EXERCISE »
Copy the lines below as they are; omit the images they contain.

ENTRIES PROVIDED »
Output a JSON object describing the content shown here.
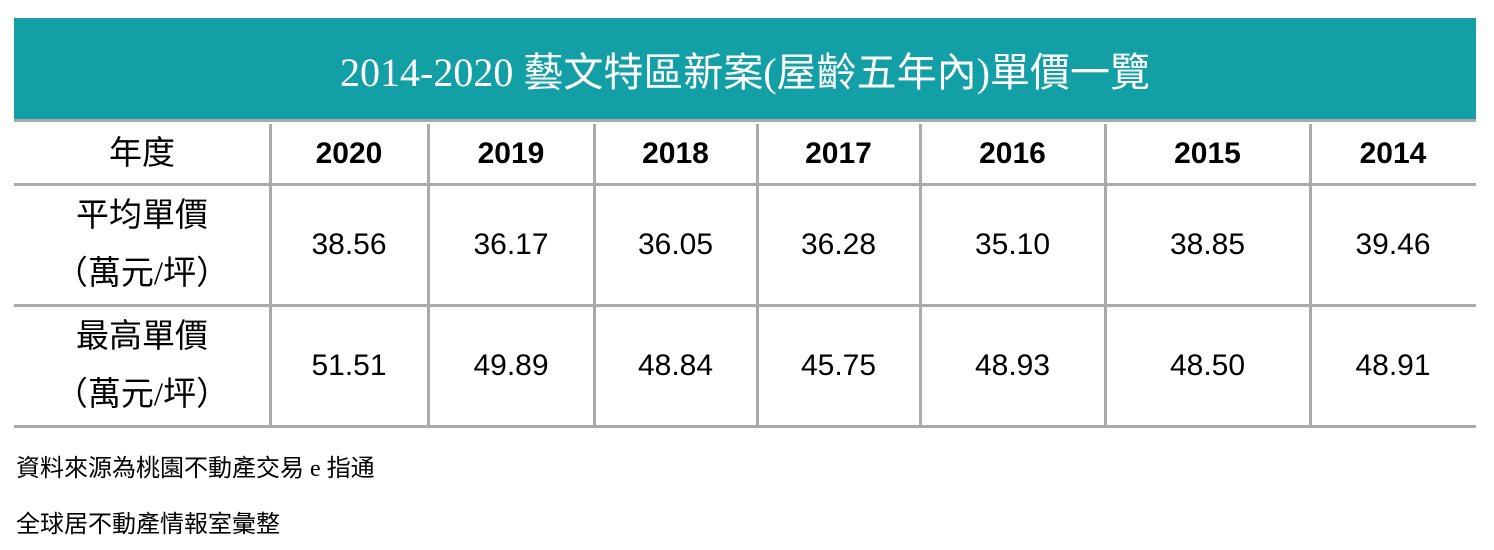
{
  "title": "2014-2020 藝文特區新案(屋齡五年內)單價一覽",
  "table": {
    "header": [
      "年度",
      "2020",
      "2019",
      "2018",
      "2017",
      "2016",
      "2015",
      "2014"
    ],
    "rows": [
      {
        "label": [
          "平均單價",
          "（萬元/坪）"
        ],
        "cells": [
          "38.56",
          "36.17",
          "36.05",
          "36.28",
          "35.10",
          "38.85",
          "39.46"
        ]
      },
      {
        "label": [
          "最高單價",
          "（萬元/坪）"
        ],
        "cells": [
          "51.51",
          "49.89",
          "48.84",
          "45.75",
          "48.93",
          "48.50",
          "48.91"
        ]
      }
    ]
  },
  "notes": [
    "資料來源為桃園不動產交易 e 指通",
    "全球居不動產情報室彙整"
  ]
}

TASK SOLUTION »
Output a JSON object describing the content shown here.
{
  "title": "2014-2020 藝文特區新案(屋齡五年內)單價一覽",
  "table": {
    "header": [
      "年度",
      "2020",
      "2019",
      "2018",
      "2017",
      "2016",
      "2015",
      "2014"
    ],
    "rows": [
      {
        "label": [
          "平均單價",
          "（萬元/坪）"
        ],
        "cells": [
          "38.56",
          "36.17",
          "36.05",
          "36.28",
          "35.10",
          "38.85",
          "39.46"
        ]
      },
      {
        "label": [
          "最高單價",
          "（萬元/坪）"
        ],
        "cells": [
          "51.51",
          "49.89",
          "48.84",
          "45.75",
          "48.93",
          "48.50",
          "48.91"
        ]
      }
    ]
  },
  "notes": [
    "資料來源為桃園不動產交易 e 指通",
    "全球居不動產情報室彙整"
  ]
}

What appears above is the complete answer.